Directions: Write every record out again exactly as given.

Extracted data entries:
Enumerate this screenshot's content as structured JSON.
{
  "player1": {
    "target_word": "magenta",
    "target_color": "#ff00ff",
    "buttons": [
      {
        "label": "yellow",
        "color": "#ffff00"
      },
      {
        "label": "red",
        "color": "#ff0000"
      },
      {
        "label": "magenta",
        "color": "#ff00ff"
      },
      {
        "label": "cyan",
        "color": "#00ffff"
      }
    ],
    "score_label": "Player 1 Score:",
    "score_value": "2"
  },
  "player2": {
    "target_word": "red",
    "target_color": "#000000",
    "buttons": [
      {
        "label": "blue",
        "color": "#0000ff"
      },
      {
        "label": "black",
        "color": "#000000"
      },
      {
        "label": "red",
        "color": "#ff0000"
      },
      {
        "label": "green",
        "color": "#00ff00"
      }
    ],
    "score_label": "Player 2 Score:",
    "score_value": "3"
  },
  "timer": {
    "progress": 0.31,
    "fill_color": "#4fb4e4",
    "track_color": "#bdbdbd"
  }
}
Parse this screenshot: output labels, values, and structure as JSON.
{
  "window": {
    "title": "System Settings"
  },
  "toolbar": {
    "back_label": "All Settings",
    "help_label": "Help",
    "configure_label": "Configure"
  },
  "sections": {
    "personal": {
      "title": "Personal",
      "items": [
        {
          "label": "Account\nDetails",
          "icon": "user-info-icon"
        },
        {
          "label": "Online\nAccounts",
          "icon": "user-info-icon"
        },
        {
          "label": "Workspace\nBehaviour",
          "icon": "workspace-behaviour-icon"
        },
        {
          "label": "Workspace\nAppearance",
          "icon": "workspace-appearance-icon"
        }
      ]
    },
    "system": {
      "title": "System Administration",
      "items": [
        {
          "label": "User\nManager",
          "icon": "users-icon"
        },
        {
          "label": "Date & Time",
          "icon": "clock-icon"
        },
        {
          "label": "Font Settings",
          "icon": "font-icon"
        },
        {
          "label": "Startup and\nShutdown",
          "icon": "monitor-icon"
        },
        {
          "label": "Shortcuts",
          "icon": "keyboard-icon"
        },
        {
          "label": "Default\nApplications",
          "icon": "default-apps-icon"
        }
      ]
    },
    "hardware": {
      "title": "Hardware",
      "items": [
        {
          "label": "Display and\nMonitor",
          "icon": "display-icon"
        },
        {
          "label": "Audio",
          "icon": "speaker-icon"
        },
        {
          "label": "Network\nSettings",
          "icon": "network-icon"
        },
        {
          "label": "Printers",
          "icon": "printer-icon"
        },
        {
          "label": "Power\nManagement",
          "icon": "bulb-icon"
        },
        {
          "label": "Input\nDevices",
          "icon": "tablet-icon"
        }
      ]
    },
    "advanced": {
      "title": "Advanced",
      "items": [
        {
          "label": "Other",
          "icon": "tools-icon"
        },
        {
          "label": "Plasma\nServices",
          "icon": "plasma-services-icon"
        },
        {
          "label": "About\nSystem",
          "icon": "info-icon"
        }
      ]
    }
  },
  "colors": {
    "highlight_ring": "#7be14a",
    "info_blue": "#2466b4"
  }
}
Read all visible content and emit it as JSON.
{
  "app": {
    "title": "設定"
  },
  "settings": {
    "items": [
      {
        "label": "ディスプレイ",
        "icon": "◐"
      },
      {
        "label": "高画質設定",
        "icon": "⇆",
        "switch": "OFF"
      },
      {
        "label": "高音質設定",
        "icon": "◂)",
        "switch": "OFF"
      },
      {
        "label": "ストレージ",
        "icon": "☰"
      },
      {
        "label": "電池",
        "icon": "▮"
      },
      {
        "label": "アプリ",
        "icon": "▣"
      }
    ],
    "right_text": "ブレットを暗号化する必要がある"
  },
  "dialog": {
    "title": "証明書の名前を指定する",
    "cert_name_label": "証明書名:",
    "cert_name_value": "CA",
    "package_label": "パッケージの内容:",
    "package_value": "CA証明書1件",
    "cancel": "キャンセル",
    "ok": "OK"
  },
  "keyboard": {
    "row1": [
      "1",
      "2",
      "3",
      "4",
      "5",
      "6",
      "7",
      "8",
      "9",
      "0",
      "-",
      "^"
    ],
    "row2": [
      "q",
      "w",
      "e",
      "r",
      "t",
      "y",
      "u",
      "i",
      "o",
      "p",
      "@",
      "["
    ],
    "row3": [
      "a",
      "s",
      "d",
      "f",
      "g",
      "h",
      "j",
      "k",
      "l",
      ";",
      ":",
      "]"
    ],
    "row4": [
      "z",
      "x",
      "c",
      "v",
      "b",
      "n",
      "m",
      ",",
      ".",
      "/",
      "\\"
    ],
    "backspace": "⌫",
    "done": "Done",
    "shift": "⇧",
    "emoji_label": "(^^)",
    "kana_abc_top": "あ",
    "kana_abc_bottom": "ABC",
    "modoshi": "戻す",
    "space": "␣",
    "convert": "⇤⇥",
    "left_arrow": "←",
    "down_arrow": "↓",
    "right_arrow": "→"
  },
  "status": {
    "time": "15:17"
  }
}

Final result:
Enumerate this screenshot's content as structured JSON.
{
  "player1": {
    "target_word": "magenta",
    "target_color": "#ff00ff",
    "buttons": [
      {
        "label": "yellow",
        "color": "#ffff00"
      },
      {
        "label": "red",
        "color": "#ff0000"
      },
      {
        "label": "magenta",
        "color": "#ff00ff"
      },
      {
        "label": "cyan",
        "color": "#00ffff"
      }
    ],
    "score_label": "Player 1 Score:",
    "score_value": "2"
  },
  "player2": {
    "target_word": "red",
    "target_color": "#000000",
    "buttons": [
      {
        "label": "blue",
        "color": "#0000ff"
      },
      {
        "label": "black",
        "color": "#000000"
      },
      {
        "label": "red",
        "color": "#ff0000"
      },
      {
        "label": "green",
        "color": "#00ff00"
      }
    ],
    "score_label": "Player 2 Score:",
    "score_value": "3"
  },
  "timer": {
    "progress": 0.31,
    "fill_color": "#4fb4e4",
    "track_color": "#bdbdbd"
  }
}
Parse this screenshot: output labels, values, and structure as JSON.
{
  "window": {
    "title": "System Settings"
  },
  "toolbar": {
    "back_label": "All Settings",
    "help_label": "Help",
    "configure_label": "Configure"
  },
  "sections": {
    "personal": {
      "title": "Personal",
      "items": [
        {
          "label": "Account\nDetails",
          "icon": "user-info-icon"
        },
        {
          "label": "Online\nAccounts",
          "icon": "user-info-icon"
        },
        {
          "label": "Workspace\nBehaviour",
          "icon": "workspace-behaviour-icon"
        },
        {
          "label": "Workspace\nAppearance",
          "icon": "workspace-appearance-icon"
        }
      ]
    },
    "system": {
      "title": "System Administration",
      "items": [
        {
          "label": "User\nManager",
          "icon": "users-icon"
        },
        {
          "label": "Date & Time",
          "icon": "clock-icon"
        },
        {
          "label": "Font Settings",
          "icon": "font-icon"
        },
        {
          "label": "Startup and\nShutdown",
          "icon": "monitor-icon"
        },
        {
          "label": "Shortcuts",
          "icon": "keyboard-icon"
        },
        {
          "label": "Default\nApplications",
          "icon": "default-apps-icon"
        }
      ]
    },
    "hardware": {
      "title": "Hardware",
      "items": [
        {
          "label": "Display and\nMonitor",
          "icon": "display-icon"
        },
        {
          "label": "Audio",
          "icon": "speaker-icon"
        },
        {
          "label": "Network\nSettings",
          "icon": "network-icon"
        },
        {
          "label": "Printers",
          "icon": "printer-icon"
        },
        {
          "label": "Power\nManagement",
          "icon": "bulb-icon"
        },
        {
          "label": "Input\nDevices",
          "icon": "tablet-icon"
        }
      ]
    },
    "advanced": {
      "title": "Advanced",
      "items": [
        {
          "label": "Other",
          "icon": "tools-icon"
        },
        {
          "label": "Plasma\nServices",
          "icon": "plasma-services-icon"
        },
        {
          "label": "About\nSystem",
          "icon": "info-icon"
        }
      ]
    }
  },
  "colors": {
    "highlight_ring": "#7be14a",
    "info_blue": "#2466b4"
  }
}
Read all visible content and emit it as JSON.
{
  "app": {
    "title": "設定"
  },
  "settings": {
    "items": [
      {
        "label": "ディスプレイ",
        "icon": "◐"
      },
      {
        "label": "高画質設定",
        "icon": "⇆",
        "switch": "OFF"
      },
      {
        "label": "高音質設定",
        "icon": "◂)",
        "switch": "OFF"
      },
      {
        "label": "ストレージ",
        "icon": "☰"
      },
      {
        "label": "電池",
        "icon": "▮"
      },
      {
        "label": "アプリ",
        "icon": "▣"
      }
    ],
    "right_text": "ブレットを暗号化する必要がある"
  },
  "dialog": {
    "title": "証明書の名前を指定する",
    "cert_name_label": "証明書名:",
    "cert_name_value": "CA",
    "package_label": "パッケージの内容:",
    "package_value": "CA証明書1件",
    "cancel": "キャンセル",
    "ok": "OK"
  },
  "keyboard": {
    "row1": [
      "1",
      "2",
      "3",
      "4",
      "5",
      "6",
      "7",
      "8",
      "9",
      "0",
      "-",
      "^"
    ],
    "row2": [
      "q",
      "w",
      "e",
      "r",
      "t",
      "y",
      "u",
      "i",
      "o",
      "p",
      "@",
      "["
    ],
    "row3": [
      "a",
      "s",
      "d",
      "f",
      "g",
      "h",
      "j",
      "k",
      "l",
      ";",
      ":",
      "]"
    ],
    "row4": [
      "z",
      "x",
      "c",
      "v",
      "b",
      "n",
      "m",
      ",",
      ".",
      "/",
      "\\"
    ],
    "backspace": "⌫",
    "done": "Done",
    "shift": "⇧",
    "emoji_label": "(^^)",
    "kana_abc_top": "あ",
    "kana_abc_bottom": "ABC",
    "modoshi": "戻す",
    "space": "␣",
    "convert": "⇤⇥",
    "left_arrow": "←",
    "down_arrow": "↓",
    "right_arrow": "→"
  },
  "status": {
    "time": "15:17"
  }
}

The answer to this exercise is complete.